### Exercise description
List each line of the data that holds the word "context".

>> START

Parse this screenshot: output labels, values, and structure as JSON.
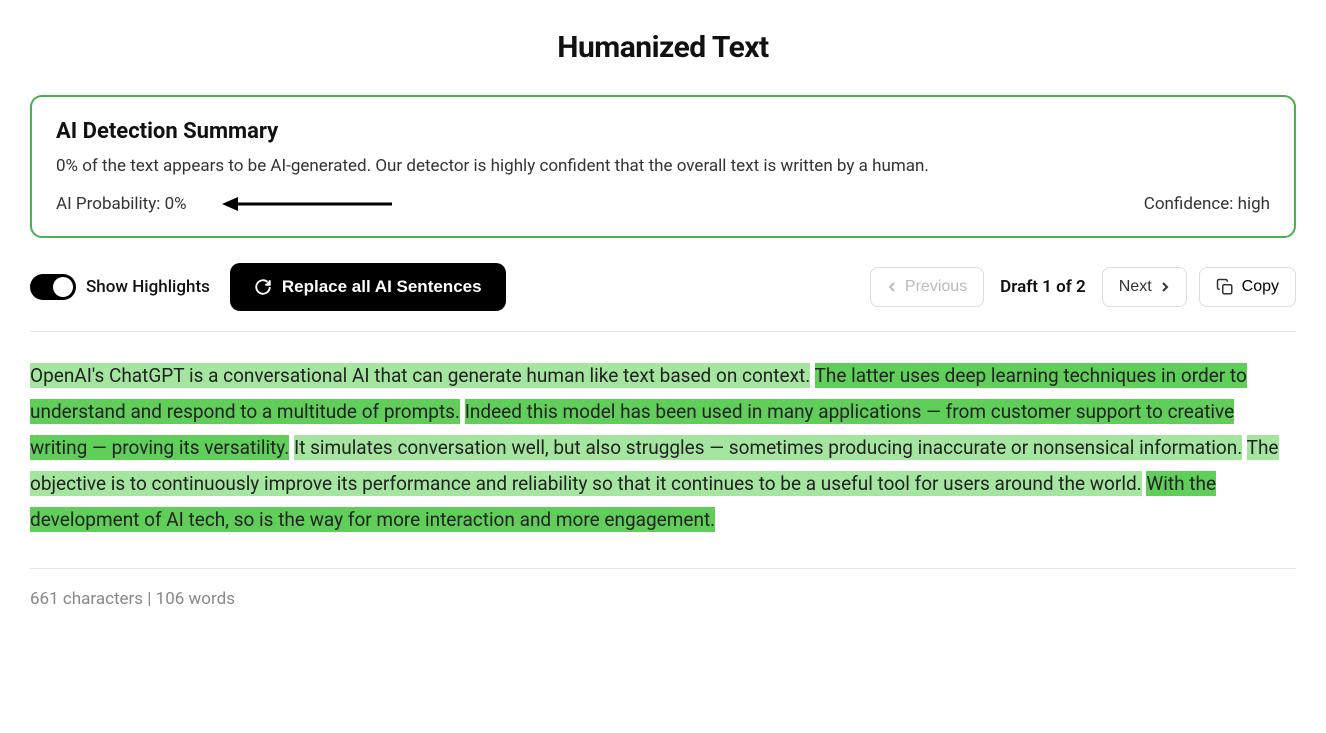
{
  "page": {
    "title": "Humanized Text"
  },
  "summary": {
    "heading": "AI Detection Summary",
    "description": "0% of the text appears to be AI-generated. Our detector is highly confident that the overall text is written by a human.",
    "probability_label": "AI Probability: 0%",
    "confidence_label": "Confidence: high"
  },
  "controls": {
    "show_highlights": "Show Highlights",
    "replace_all": "Replace all AI Sentences",
    "previous": "Previous",
    "draft_label": "Draft 1 of 2",
    "next": "Next",
    "copy": "Copy"
  },
  "sentences": [
    {
      "text": "OpenAI's ChatGPT is a conversational AI that can generate human like text based on context.",
      "shade": "light"
    },
    {
      "text": "The latter uses deep learning techniques in order to understand and respond to a multitude of prompts.",
      "shade": "dark"
    },
    {
      "text": "Indeed this model has been used in many applications — from customer support to creative writing — proving its versatility.",
      "shade": "dark"
    },
    {
      "text": "It simulates conversation well, but also struggles — sometimes producing inaccurate or nonsensical information.",
      "shade": "light"
    },
    {
      "text": "The objective is to continuously improve its performance and reliability so that it continues to be a useful tool for users around the world.",
      "shade": "light"
    },
    {
      "text": "With the development of AI tech, so is the way for more interaction and more engagement.",
      "shade": "dark"
    }
  ],
  "stats": {
    "label": "661 characters | 106 words"
  }
}
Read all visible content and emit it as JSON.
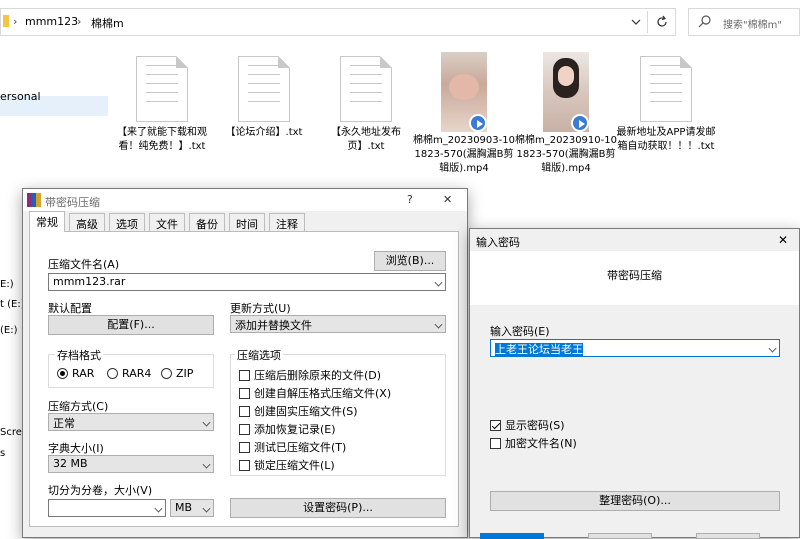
{
  "explorer": {
    "breadcrumb": [
      "mmm123",
      "棉棉m"
    ],
    "search_placeholder": "搜索\"棉棉m\"",
    "nav_items": [
      "ersonal",
      "E:)",
      "t (E:)",
      "(E:)",
      "Scre",
      "s"
    ],
    "files": [
      {
        "name": "【来了就能下载和观看！纯免费！】.txt",
        "type": "txt"
      },
      {
        "name": "【论坛介绍】.txt",
        "type": "txt"
      },
      {
        "name": "【永久地址发布页】.txt",
        "type": "txt"
      },
      {
        "name": "棉棉m_20230903-101823-570(漏胸漏B剪辑版).mp4",
        "type": "mp4"
      },
      {
        "name": "棉棉m_20230910-101823-570(漏胸漏B剪辑版).mp4",
        "type": "mp4"
      },
      {
        "name": "最新地址及APP请发邮箱自动获取！！！.txt",
        "type": "txt"
      }
    ]
  },
  "archive_dialog": {
    "title": "带密码压缩",
    "help": "?",
    "close": "✕",
    "tabs": [
      "常规",
      "高级",
      "选项",
      "文件",
      "备份",
      "时间",
      "注释"
    ],
    "archive_name_label": "压缩文件名(A)",
    "archive_name_value": "mmm123.rar",
    "browse_button": "浏览(B)...",
    "default_config_label": "默认配置",
    "config_button": "配置(F)...",
    "update_mode_label": "更新方式(U)",
    "update_mode_value": "添加并替换文件",
    "format_group": "存档格式",
    "formats": [
      "RAR",
      "RAR4",
      "ZIP"
    ],
    "compression_options_group": "压缩选项",
    "options": [
      "压缩后删除原来的文件(D)",
      "创建自解压格式压缩文件(X)",
      "创建固实压缩文件(S)",
      "添加恢复记录(E)",
      "测试已压缩文件(T)",
      "锁定压缩文件(L)"
    ],
    "method_label": "压缩方式(C)",
    "method_value": "正常",
    "dict_label": "字典大小(I)",
    "dict_value": "32 MB",
    "split_label": "切分为分卷，大小(V)",
    "split_value": "",
    "split_unit": "MB",
    "set_password_button": "设置密码(P)..."
  },
  "password_dialog": {
    "title": "输入密码",
    "close": "✕",
    "heading": "带密码压缩",
    "enter_label": "输入密码(E)",
    "password_value": "上老王论坛当老王",
    "show_password": "显示密码(S)",
    "encrypt_names": "加密文件名(N)",
    "organize_button": "整理密码(O)..."
  }
}
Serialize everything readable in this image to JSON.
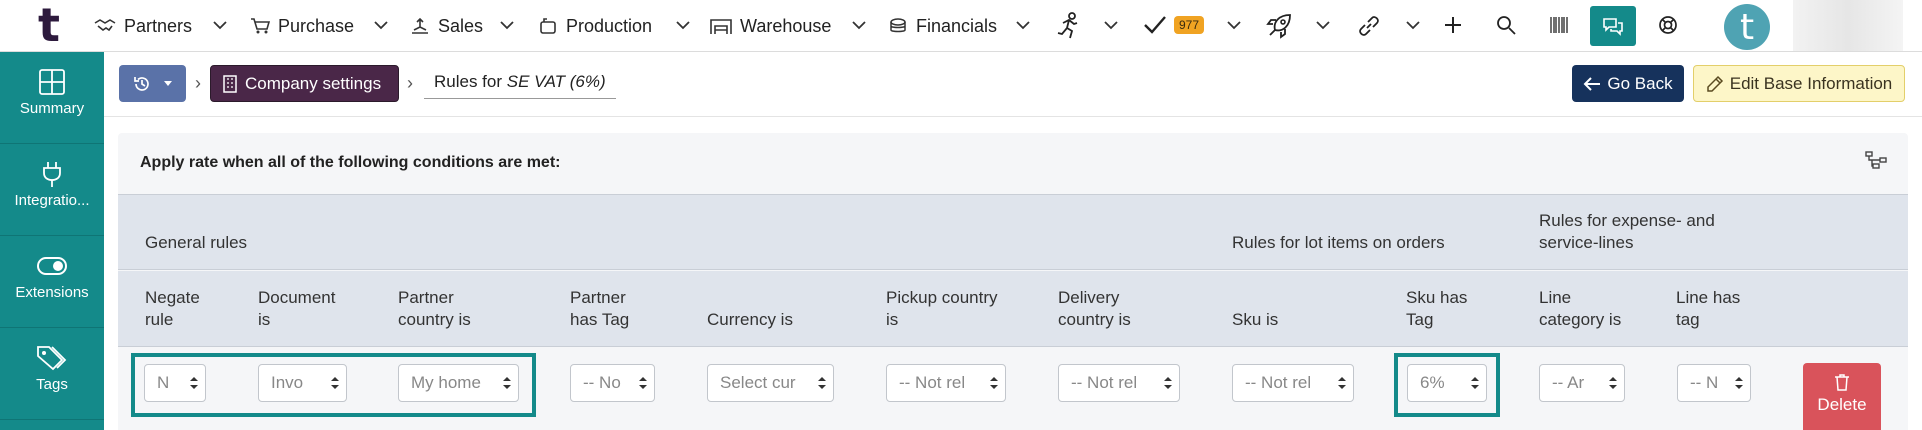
{
  "app": {
    "logo_letter": "t",
    "avatar_letter": "t"
  },
  "nav": {
    "items": [
      {
        "label": "Partners",
        "icon": "handshake-icon"
      },
      {
        "label": "Purchase",
        "icon": "cart-icon"
      },
      {
        "label": "Sales",
        "icon": "sales-icon"
      },
      {
        "label": "Production",
        "icon": "production-icon"
      },
      {
        "label": "Warehouse",
        "icon": "warehouse-icon"
      },
      {
        "label": "Financials",
        "icon": "coins-icon"
      }
    ],
    "task_count": "977"
  },
  "sidebar": {
    "items": [
      {
        "label": "Summary",
        "icon": "grid-icon"
      },
      {
        "label": "Integratio...",
        "icon": "plug-icon"
      },
      {
        "label": "Extensions",
        "icon": "toggle-icon"
      },
      {
        "label": "Tags",
        "icon": "tags-icon"
      }
    ]
  },
  "breadcrumb": {
    "company_settings": "Company settings",
    "current_prefix": "Rules for",
    "current_name": "SE VAT (6%)"
  },
  "actions": {
    "go_back": "Go Back",
    "edit_base": "Edit Base Information",
    "delete": "Delete"
  },
  "panel": {
    "title": "Apply rate when all of the following conditions are met:",
    "groups": {
      "general": "General rules",
      "lot": "Rules for lot items on orders",
      "expense": [
        "Rules for expense- and",
        "service-lines"
      ]
    },
    "columns": [
      [
        "Negate",
        "rule"
      ],
      [
        "Document",
        "is"
      ],
      [
        "Partner",
        "country is"
      ],
      [
        "Partner",
        "has Tag"
      ],
      [
        "",
        "Currency is"
      ],
      [
        "Pickup country",
        "is"
      ],
      [
        "Delivery",
        "country is"
      ],
      [
        "",
        "Sku is"
      ],
      [
        "Sku has",
        "Tag"
      ],
      [
        "Line",
        "category is"
      ],
      [
        "Line has",
        "tag"
      ]
    ],
    "values": [
      "N",
      "Invo",
      "My home",
      "-- No",
      "Select cur",
      "-- Not rel",
      "-- Not rel",
      "-- Not rel",
      "6%",
      "-- Ar",
      "-- N"
    ]
  },
  "colors": {
    "teal": "#148a8a",
    "navy": "#16325c",
    "plum": "#4a2748",
    "danger": "#d9535b",
    "badge": "#f0a322"
  }
}
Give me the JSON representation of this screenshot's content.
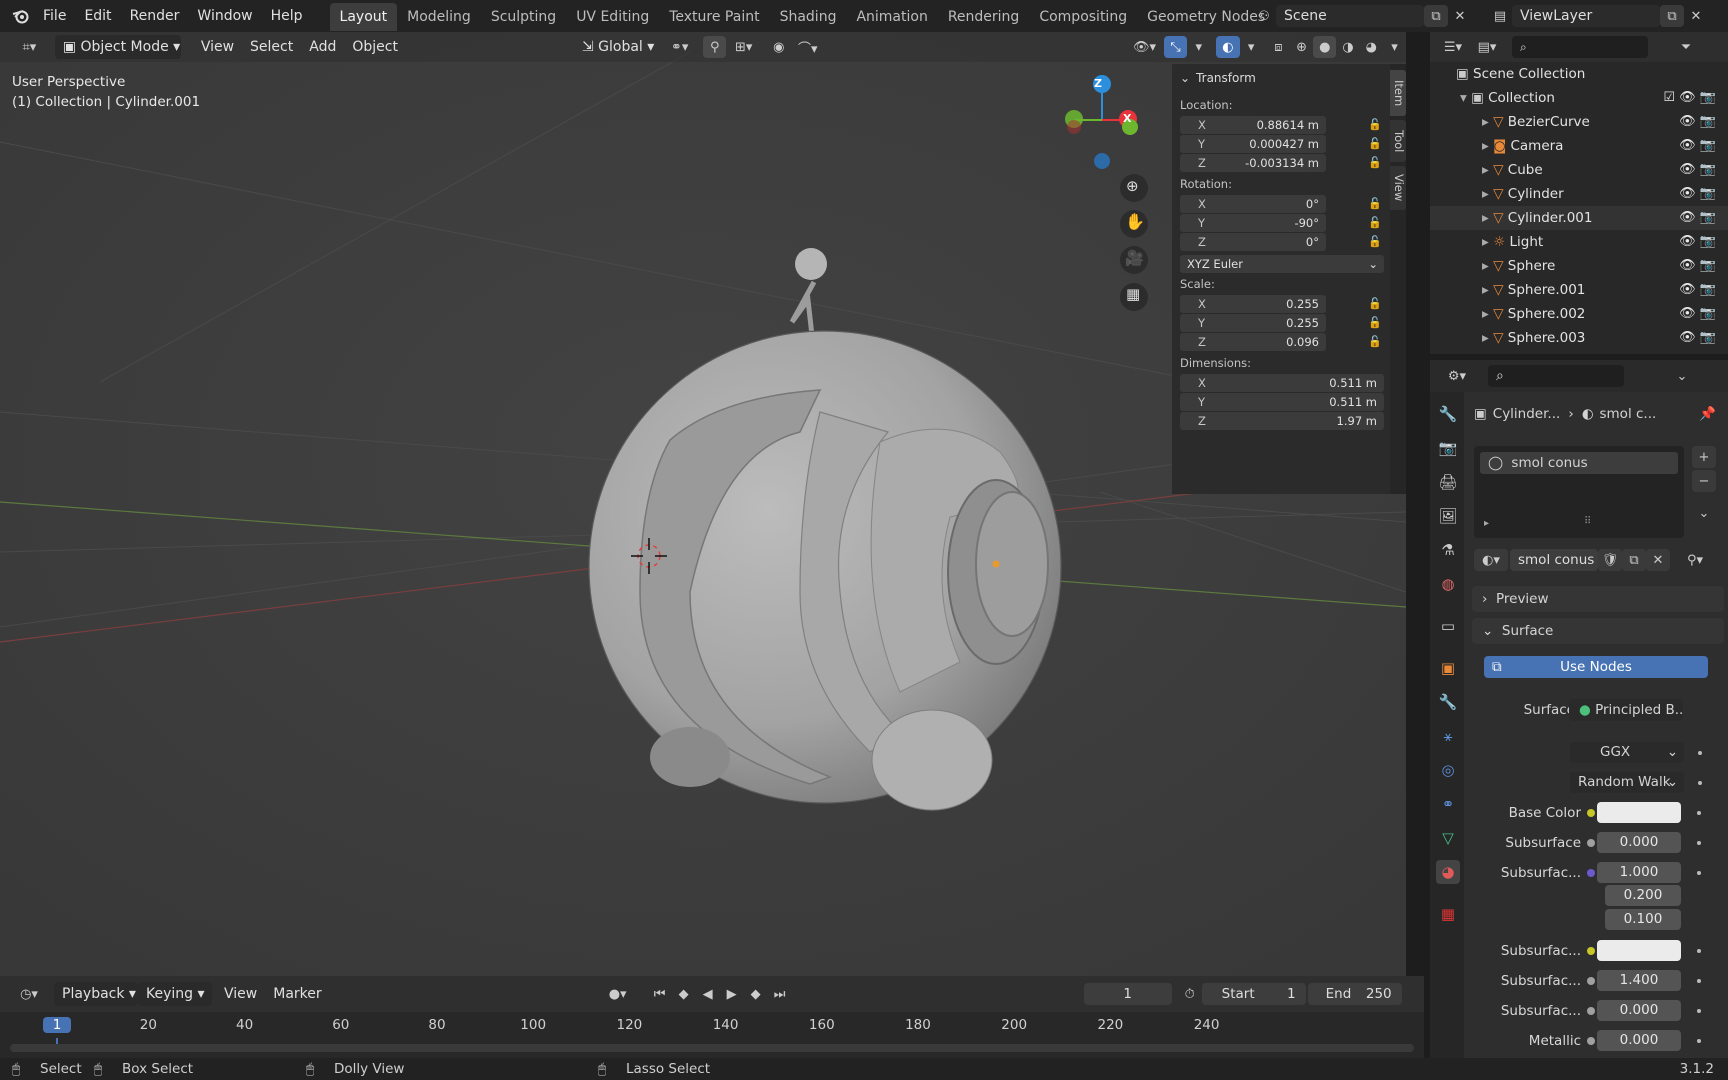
{
  "topbar": {
    "menus": [
      "File",
      "Edit",
      "Render",
      "Window",
      "Help"
    ],
    "workspaces": [
      "Layout",
      "Modeling",
      "Sculpting",
      "UV Editing",
      "Texture Paint",
      "Shading",
      "Animation",
      "Rendering",
      "Compositing",
      "Geometry Nodes"
    ],
    "scene": "Scene",
    "view_layer": "ViewLayer"
  },
  "viewport_header": {
    "mode": "Object Mode",
    "menus": [
      "View",
      "Select",
      "Add",
      "Object"
    ],
    "transform_orientation": "Global"
  },
  "viewport": {
    "perspective": "User Perspective",
    "context": "(1) Collection | Cylinder.001",
    "gizmo": {
      "x": "X",
      "y": "Y",
      "z": "Z"
    }
  },
  "npanel": {
    "title": "Transform",
    "location_label": "Location:",
    "location": [
      {
        "axis": "X",
        "value": "0.88614 m"
      },
      {
        "axis": "Y",
        "value": "0.000427 m"
      },
      {
        "axis": "Z",
        "value": "-0.003134 m"
      }
    ],
    "rotation_label": "Rotation:",
    "rotation": [
      {
        "axis": "X",
        "value": "0°"
      },
      {
        "axis": "Y",
        "value": "-90°"
      },
      {
        "axis": "Z",
        "value": "0°"
      }
    ],
    "rotation_mode": "XYZ Euler",
    "scale_label": "Scale:",
    "scale": [
      {
        "axis": "X",
        "value": "0.255"
      },
      {
        "axis": "Y",
        "value": "0.255"
      },
      {
        "axis": "Z",
        "value": "0.096"
      }
    ],
    "dimensions_label": "Dimensions:",
    "dimensions": [
      {
        "axis": "X",
        "value": "0.511 m"
      },
      {
        "axis": "Y",
        "value": "0.511 m"
      },
      {
        "axis": "Z",
        "value": "1.97 m"
      }
    ],
    "tabs": [
      "Item",
      "Tool",
      "View"
    ]
  },
  "outliner": {
    "root": "Scene Collection",
    "collection": "Collection",
    "items": [
      "BezierCurve",
      "Camera",
      "Cube",
      "Cylinder",
      "Cylinder.001",
      "Light",
      "Sphere",
      "Sphere.001",
      "Sphere.002",
      "Sphere.003"
    ]
  },
  "properties": {
    "breadcrumb_object": "Cylinder...",
    "breadcrumb_material": "smol c...",
    "material_slot": "smol conus",
    "material_name": "smol conus",
    "preview_label": "Preview",
    "surface_panel": "Surface",
    "use_nodes": "Use Nodes",
    "surface_label": "Surface",
    "surface_shader": "Principled B...",
    "distribution": "GGX",
    "subsurface_method": "Random Walk",
    "rows": [
      {
        "label": "Base Color",
        "value": "",
        "dot": "#c7c729",
        "swatch": "#ebebeb"
      },
      {
        "label": "Subsurface",
        "value": "0.000",
        "dot": "#a0a0a0"
      },
      {
        "label": "Subsurfac...",
        "value": "1.000",
        "dot": "#6a5acd"
      },
      {
        "label": "",
        "value": "0.200"
      },
      {
        "label": "",
        "value": "0.100"
      },
      {
        "label": "Subsurfac...",
        "value": "",
        "dot": "#c7c729",
        "swatch": "#ebebeb"
      },
      {
        "label": "Subsurfac...",
        "value": "1.400",
        "dot": "#a0a0a0"
      },
      {
        "label": "Subsurfac...",
        "value": "0.000",
        "dot": "#a0a0a0"
      },
      {
        "label": "Metallic",
        "value": "0.000",
        "dot": "#a0a0a0"
      }
    ]
  },
  "timeline": {
    "menus": [
      "Playback",
      "Keying",
      "View",
      "Marker"
    ],
    "current_frame": "1",
    "start_label": "Start",
    "start": "1",
    "end_label": "End",
    "end": "250",
    "ruler": [
      "1",
      "20",
      "40",
      "60",
      "80",
      "100",
      "120",
      "140",
      "160",
      "180",
      "200",
      "220",
      "240"
    ],
    "ruler_frames": [
      1,
      20,
      40,
      60,
      80,
      100,
      120,
      140,
      160,
      180,
      200,
      220,
      240
    ]
  },
  "statusbar": {
    "select": "Select",
    "box_select": "Box Select",
    "dolly": "Dolly View",
    "lasso": "Lasso Select",
    "version": "3.1.2"
  },
  "colors": {
    "accent": "#4772b3",
    "x_axis": "#e8333d",
    "y_axis": "#6cb72f",
    "z_axis": "#2c8fdd"
  }
}
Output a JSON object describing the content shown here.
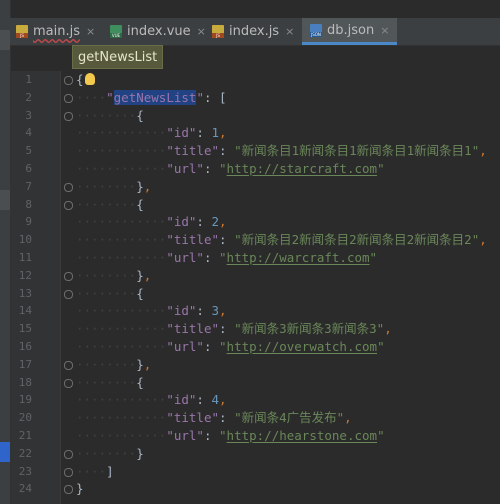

>> END

### In response
      "text": "OpenAI's ChatGPT is a conversational AI that can generate human like text based on context.",
    "context": "(1) Collection | Cylinder.001",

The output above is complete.